• **Request**:
In the entries that follow, how many lines contain "this"? Answer with the number only.

• **Supplied material**:
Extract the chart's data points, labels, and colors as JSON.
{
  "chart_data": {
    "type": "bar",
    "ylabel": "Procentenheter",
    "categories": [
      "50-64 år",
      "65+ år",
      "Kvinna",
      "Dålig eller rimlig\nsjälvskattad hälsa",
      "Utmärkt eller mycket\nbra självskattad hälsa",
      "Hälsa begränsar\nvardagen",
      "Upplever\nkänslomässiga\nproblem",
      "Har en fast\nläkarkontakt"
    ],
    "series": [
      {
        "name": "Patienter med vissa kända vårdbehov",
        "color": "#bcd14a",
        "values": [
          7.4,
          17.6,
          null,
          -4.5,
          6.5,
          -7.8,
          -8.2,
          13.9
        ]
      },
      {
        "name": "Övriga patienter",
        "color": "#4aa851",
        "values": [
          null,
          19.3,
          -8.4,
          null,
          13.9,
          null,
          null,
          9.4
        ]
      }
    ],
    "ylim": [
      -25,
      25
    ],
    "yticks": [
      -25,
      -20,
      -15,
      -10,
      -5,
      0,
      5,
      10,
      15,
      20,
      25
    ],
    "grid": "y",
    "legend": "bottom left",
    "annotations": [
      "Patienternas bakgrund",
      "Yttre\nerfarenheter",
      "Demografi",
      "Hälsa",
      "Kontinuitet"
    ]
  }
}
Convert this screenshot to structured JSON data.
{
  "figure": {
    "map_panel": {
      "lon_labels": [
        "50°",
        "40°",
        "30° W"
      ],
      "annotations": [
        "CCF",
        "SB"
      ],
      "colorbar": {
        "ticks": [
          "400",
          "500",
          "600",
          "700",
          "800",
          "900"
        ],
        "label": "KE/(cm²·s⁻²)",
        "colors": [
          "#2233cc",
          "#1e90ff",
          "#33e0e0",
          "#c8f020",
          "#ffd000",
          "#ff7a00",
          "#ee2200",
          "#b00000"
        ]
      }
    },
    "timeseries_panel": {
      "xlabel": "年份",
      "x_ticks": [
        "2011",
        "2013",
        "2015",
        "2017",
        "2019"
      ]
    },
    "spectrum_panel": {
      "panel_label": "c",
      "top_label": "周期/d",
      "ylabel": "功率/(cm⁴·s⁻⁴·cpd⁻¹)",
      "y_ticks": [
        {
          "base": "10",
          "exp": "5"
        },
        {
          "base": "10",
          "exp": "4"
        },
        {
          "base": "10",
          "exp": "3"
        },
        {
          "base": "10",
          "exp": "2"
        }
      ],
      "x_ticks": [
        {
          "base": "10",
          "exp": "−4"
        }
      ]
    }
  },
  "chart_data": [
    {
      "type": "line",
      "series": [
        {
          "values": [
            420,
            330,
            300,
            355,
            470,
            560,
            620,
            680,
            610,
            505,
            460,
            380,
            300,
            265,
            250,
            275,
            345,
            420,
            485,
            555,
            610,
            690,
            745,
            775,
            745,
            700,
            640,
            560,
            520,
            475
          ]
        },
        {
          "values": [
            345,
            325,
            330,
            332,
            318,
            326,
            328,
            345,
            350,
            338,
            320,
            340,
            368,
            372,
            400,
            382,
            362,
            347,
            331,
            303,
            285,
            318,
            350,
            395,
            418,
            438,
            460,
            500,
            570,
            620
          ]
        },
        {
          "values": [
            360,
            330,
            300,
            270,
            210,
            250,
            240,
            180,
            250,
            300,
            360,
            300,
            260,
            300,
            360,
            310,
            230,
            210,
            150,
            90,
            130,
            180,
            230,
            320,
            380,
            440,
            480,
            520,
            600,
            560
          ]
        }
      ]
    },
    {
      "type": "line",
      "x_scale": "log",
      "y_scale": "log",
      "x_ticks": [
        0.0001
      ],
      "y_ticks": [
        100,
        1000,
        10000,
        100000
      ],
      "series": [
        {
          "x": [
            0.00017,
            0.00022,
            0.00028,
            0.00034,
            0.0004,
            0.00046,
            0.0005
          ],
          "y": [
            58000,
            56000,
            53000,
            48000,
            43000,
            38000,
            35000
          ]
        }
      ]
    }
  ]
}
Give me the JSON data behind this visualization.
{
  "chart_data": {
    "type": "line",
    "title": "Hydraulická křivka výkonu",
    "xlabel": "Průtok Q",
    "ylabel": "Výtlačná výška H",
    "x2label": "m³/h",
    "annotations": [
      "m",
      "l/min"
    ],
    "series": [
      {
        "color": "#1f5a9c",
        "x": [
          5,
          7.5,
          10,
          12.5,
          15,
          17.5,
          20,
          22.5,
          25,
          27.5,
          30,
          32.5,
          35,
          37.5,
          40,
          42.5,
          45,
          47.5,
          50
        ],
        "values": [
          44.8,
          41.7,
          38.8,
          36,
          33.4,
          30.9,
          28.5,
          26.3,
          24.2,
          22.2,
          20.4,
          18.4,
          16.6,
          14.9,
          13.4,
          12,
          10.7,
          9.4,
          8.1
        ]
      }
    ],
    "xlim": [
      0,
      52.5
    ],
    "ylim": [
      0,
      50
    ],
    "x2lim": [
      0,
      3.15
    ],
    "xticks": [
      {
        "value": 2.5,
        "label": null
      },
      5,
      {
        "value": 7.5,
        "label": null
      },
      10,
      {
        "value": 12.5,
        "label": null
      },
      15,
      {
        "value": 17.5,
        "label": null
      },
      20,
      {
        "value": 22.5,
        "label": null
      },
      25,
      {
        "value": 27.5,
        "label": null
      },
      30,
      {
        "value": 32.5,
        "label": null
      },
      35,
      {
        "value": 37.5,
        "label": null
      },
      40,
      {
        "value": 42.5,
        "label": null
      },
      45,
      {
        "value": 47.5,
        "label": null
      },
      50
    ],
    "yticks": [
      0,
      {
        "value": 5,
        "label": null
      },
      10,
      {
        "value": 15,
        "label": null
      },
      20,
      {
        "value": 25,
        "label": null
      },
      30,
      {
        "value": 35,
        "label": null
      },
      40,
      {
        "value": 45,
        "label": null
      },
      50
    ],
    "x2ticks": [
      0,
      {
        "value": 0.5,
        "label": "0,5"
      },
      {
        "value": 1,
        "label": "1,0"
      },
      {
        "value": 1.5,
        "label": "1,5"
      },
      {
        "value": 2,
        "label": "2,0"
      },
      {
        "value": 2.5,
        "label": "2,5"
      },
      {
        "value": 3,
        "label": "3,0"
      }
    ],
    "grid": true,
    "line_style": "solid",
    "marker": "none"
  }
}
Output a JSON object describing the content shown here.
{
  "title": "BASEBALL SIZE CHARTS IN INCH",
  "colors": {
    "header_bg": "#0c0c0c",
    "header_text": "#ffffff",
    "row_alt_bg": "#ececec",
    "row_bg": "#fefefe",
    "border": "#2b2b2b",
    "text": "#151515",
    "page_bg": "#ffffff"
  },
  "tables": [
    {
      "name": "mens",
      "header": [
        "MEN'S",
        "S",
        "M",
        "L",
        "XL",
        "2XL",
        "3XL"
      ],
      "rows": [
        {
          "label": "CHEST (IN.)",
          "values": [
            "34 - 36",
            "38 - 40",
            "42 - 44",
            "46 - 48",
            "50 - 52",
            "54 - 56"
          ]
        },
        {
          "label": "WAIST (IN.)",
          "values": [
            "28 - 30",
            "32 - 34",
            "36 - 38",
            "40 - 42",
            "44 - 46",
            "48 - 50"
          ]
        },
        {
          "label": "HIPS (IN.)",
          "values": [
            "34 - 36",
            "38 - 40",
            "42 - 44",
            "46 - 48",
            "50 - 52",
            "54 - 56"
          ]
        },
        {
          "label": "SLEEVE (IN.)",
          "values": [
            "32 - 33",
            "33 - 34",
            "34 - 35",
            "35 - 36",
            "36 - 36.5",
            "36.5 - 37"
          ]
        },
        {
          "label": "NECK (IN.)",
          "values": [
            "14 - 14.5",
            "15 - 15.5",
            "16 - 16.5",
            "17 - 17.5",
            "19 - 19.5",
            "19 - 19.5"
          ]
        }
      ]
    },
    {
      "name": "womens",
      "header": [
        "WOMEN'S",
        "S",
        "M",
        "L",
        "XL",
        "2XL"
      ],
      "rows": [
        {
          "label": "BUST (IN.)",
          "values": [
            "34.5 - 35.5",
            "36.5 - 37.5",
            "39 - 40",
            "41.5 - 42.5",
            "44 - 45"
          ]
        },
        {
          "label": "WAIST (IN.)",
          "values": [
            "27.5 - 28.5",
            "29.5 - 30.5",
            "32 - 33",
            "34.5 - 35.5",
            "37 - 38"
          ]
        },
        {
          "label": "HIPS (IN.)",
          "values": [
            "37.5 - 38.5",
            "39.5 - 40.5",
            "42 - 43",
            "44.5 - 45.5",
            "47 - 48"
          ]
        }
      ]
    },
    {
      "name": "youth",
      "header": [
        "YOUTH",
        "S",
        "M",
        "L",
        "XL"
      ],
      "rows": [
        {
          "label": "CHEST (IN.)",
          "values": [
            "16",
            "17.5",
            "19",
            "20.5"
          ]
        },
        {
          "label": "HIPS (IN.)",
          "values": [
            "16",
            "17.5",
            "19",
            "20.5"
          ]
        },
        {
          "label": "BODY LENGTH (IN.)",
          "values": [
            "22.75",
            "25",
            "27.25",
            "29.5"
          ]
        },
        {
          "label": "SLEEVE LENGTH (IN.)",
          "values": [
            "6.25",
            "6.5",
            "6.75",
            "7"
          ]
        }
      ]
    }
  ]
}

• **Correct result**:
2